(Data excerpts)

■ ■ ■ ■

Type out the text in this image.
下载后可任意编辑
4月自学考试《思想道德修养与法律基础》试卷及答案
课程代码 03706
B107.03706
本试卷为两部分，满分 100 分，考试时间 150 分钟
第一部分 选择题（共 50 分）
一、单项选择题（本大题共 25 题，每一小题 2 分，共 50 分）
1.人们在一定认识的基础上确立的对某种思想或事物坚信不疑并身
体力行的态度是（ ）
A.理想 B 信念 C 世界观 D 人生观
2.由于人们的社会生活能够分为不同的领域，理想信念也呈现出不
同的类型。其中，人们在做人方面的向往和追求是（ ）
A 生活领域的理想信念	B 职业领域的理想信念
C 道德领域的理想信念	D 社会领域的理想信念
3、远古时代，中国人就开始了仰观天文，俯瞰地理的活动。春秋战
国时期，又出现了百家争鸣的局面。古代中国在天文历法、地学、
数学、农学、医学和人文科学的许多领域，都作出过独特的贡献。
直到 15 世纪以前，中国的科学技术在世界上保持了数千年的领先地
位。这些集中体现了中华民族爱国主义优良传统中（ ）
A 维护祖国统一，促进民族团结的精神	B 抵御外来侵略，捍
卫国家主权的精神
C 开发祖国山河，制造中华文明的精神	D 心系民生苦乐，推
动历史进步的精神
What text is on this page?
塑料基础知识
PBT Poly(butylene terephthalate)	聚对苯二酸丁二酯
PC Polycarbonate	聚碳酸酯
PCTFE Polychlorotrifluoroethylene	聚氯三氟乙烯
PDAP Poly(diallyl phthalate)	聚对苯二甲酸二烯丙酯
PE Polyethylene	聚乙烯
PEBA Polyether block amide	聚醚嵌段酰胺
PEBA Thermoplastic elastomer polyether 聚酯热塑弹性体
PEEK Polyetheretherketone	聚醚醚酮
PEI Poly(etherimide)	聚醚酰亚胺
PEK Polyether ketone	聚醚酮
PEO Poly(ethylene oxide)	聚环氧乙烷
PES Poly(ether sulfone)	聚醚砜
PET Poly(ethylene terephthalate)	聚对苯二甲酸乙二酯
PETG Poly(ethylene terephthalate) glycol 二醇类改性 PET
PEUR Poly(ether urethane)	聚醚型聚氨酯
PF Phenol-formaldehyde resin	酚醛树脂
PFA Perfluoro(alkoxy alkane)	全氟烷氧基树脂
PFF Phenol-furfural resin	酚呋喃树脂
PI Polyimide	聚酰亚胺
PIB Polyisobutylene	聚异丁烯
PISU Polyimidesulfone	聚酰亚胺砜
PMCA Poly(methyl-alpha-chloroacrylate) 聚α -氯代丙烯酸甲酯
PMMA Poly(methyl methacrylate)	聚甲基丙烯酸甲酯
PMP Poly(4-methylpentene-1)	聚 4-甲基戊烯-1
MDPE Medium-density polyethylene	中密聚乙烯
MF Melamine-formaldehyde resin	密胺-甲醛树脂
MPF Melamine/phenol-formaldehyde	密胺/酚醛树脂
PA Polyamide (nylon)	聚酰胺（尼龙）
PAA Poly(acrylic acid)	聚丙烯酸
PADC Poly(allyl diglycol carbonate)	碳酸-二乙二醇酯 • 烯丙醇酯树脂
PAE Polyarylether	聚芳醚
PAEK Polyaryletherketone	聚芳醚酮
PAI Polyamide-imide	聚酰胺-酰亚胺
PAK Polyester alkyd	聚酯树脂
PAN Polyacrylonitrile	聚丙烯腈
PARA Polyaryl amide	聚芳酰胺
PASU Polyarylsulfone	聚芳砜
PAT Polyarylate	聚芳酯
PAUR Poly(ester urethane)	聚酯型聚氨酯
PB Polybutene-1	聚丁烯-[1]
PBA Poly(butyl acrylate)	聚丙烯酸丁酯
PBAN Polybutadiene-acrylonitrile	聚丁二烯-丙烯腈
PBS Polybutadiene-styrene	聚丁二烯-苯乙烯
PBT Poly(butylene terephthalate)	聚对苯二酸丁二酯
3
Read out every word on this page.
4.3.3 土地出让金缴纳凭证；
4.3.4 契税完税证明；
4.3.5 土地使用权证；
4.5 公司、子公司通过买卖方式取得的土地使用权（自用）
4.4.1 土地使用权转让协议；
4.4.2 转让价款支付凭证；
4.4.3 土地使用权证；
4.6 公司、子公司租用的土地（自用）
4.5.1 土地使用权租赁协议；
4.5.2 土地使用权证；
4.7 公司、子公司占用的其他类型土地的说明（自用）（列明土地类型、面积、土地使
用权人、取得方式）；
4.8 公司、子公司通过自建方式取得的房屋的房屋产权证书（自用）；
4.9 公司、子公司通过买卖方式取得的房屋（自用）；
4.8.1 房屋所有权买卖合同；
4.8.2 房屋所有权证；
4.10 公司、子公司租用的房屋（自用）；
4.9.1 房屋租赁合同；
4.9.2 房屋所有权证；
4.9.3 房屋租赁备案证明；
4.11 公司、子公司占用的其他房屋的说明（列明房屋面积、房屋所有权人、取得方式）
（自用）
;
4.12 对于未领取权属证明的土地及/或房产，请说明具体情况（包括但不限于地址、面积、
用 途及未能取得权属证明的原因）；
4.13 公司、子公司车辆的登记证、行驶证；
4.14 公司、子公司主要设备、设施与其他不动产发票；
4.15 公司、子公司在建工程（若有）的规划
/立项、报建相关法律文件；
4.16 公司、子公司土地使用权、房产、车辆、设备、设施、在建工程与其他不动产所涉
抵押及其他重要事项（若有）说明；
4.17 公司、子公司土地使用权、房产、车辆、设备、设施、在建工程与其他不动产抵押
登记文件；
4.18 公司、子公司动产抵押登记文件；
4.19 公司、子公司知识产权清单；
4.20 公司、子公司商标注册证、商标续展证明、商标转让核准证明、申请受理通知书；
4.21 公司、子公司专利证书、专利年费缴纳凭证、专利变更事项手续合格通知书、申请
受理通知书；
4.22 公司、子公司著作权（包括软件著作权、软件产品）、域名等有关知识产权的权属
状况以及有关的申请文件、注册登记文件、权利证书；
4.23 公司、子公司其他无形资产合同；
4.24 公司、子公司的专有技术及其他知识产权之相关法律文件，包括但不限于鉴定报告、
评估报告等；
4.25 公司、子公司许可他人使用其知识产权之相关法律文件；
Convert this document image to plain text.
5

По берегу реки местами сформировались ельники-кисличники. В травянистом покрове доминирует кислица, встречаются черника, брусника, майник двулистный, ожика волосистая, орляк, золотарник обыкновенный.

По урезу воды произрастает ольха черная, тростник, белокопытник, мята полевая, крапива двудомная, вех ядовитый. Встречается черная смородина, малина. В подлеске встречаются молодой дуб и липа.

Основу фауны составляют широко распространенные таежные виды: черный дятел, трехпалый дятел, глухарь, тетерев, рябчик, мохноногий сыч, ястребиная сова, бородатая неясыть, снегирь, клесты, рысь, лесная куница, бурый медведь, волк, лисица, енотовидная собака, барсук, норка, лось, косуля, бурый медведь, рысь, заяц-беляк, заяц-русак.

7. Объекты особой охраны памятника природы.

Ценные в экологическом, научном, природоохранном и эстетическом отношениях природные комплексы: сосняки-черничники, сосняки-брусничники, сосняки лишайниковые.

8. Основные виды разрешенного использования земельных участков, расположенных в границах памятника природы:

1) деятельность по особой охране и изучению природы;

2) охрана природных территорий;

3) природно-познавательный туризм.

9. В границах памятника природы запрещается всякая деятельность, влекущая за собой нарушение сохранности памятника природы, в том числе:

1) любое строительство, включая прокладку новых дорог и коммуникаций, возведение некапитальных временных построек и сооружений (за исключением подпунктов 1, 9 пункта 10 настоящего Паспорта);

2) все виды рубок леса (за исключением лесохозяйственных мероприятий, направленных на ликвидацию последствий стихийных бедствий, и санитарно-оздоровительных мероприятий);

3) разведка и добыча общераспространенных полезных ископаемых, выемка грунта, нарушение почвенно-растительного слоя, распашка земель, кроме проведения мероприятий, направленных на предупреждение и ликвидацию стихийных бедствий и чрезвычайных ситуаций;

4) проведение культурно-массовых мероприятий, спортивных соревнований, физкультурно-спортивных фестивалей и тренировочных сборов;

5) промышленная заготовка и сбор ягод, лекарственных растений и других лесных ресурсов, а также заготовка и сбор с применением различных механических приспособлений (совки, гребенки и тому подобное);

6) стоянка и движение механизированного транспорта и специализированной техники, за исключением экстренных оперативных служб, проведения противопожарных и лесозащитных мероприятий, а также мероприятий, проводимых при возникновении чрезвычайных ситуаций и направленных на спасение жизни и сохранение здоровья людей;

■ ■ ■ ■

* _EXERCISE OBJECTIVE_: Locate all lines holding the word "бедствий", then copy them out.

* _EXERCISE RESPONSE_:
2) все виды рубок леса (за исключением лесохозяйственных мероприятий, направленных на ликвидацию последствий стихийных бедствий, и санитарно-оздоровительных мероприятий);
3) разведка и добыча общераспространенных полезных ископаемых, выемка грунта, нарушение почвенно-растительного слоя, распашка земель, кроме проведения мероприятий, направленных на предупреждение и ликвидацию стихийных бедствий и чрезвычайных ситуаций;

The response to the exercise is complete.